#### What you are asked to do:
Search the records for the string "outcome", then copy each line that has it.

+===+

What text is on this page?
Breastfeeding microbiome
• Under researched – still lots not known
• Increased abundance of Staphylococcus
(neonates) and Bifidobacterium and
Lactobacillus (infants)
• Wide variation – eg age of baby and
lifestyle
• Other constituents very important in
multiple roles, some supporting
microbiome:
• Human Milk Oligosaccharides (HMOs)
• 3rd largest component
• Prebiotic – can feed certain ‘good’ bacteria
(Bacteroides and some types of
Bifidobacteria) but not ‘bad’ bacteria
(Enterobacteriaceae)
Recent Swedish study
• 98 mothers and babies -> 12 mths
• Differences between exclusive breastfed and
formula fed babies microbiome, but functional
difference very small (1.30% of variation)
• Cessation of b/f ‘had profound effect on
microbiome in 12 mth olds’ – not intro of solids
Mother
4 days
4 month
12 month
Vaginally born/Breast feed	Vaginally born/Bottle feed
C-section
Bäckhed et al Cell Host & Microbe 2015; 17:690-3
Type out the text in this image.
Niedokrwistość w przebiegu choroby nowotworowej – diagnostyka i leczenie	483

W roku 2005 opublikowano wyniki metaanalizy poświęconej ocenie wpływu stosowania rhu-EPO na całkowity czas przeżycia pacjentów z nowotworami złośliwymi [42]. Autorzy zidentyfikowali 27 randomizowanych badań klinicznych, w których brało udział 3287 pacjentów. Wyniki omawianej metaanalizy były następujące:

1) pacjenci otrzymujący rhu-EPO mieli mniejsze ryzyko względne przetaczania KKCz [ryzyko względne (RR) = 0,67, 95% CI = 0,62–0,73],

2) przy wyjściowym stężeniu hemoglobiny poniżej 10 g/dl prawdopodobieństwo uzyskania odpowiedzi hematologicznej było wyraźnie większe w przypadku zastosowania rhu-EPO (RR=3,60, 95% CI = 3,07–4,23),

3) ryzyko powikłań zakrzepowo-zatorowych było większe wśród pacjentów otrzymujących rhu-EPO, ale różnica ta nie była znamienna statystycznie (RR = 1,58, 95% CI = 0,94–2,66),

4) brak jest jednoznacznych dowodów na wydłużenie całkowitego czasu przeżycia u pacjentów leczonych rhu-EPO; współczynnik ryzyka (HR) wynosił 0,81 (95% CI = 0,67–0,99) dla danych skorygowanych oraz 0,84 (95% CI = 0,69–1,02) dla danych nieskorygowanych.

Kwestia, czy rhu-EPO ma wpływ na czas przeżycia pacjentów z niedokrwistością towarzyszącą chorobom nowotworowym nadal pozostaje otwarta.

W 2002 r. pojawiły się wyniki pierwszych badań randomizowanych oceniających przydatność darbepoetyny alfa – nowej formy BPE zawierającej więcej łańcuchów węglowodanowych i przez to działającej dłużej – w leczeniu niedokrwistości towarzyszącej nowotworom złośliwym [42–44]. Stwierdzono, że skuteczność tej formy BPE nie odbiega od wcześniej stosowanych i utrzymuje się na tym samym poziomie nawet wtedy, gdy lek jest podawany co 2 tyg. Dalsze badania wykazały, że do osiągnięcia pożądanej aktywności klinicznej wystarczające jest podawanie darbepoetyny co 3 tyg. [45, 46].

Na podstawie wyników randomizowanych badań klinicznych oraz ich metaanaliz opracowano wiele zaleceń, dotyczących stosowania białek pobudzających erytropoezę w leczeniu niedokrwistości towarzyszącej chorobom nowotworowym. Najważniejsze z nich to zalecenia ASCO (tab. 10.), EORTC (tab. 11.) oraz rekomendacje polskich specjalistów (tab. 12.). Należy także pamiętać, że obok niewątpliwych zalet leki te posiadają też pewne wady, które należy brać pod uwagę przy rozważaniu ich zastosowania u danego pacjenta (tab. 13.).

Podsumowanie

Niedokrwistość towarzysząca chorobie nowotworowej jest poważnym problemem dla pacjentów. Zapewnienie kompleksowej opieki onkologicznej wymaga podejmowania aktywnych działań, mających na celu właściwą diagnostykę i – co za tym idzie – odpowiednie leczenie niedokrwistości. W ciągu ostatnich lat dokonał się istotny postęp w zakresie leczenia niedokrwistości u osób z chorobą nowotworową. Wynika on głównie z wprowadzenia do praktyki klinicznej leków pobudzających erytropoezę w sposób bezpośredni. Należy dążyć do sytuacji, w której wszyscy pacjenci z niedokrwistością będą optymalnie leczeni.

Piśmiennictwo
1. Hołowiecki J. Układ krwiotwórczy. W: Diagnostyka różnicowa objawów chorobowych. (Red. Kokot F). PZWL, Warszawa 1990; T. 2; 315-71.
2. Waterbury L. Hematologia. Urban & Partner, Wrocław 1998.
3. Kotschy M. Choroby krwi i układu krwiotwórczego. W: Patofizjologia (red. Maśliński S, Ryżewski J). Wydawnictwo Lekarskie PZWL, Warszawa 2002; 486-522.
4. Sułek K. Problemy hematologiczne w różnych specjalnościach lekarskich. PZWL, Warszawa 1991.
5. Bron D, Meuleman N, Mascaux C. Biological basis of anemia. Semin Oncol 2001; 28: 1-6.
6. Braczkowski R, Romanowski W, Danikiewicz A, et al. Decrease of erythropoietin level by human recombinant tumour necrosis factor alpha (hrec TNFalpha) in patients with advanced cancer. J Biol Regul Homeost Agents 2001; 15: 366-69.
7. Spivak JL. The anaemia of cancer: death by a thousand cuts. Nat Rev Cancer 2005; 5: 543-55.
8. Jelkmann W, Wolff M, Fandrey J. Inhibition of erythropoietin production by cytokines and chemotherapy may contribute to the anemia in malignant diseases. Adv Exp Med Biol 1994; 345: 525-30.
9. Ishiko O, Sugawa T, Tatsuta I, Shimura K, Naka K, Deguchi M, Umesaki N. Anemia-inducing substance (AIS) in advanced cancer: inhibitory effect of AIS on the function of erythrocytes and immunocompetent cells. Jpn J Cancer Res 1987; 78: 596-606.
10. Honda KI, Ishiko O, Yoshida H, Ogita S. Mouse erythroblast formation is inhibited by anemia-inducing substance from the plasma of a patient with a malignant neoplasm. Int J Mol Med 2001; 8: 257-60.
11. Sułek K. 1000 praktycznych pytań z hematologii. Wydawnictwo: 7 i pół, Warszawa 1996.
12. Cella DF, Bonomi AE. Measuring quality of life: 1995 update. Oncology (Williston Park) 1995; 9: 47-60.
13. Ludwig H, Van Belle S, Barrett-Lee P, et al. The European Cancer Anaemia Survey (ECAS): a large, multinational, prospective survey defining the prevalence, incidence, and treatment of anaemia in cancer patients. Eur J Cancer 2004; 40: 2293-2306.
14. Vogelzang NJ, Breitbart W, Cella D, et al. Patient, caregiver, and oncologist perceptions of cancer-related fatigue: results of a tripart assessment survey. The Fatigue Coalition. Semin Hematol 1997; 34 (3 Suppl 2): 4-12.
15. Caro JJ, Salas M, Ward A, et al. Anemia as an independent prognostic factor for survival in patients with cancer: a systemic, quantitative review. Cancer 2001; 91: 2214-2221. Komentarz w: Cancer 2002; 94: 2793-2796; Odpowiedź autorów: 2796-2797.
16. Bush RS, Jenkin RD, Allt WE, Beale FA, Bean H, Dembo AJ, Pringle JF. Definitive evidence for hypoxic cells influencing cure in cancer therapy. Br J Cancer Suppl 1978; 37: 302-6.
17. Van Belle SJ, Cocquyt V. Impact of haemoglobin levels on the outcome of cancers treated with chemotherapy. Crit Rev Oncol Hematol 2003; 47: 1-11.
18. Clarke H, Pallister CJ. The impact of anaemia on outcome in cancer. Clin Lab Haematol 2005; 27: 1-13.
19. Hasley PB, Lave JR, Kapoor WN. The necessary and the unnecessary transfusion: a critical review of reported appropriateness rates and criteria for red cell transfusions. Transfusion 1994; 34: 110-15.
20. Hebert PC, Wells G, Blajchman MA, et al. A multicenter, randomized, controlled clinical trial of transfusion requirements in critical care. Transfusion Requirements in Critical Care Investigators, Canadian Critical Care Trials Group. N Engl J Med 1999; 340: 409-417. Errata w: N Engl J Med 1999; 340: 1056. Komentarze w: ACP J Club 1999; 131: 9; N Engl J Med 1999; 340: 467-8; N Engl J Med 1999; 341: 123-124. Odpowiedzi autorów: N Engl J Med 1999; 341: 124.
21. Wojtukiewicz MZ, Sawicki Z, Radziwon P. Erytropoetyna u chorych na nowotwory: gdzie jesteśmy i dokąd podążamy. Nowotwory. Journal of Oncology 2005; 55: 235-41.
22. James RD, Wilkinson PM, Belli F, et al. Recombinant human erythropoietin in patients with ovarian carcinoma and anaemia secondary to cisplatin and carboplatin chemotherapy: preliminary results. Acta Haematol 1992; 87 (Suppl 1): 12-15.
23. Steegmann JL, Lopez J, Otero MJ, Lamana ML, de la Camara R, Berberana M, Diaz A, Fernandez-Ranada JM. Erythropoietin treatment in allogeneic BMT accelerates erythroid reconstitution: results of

+===+

#### Worked solution:
17. Van Belle SJ, Cocquyt V. Impact of haemoglobin levels on the outcome of cancers treated with chemotherapy. Crit Rev Oncol Hematol 2003; 47: 1-11.
18. Clarke H, Pallister CJ. The impact of anaemia on outcome in cancer. Clin Lab Haematol 2005; 27: 1-13.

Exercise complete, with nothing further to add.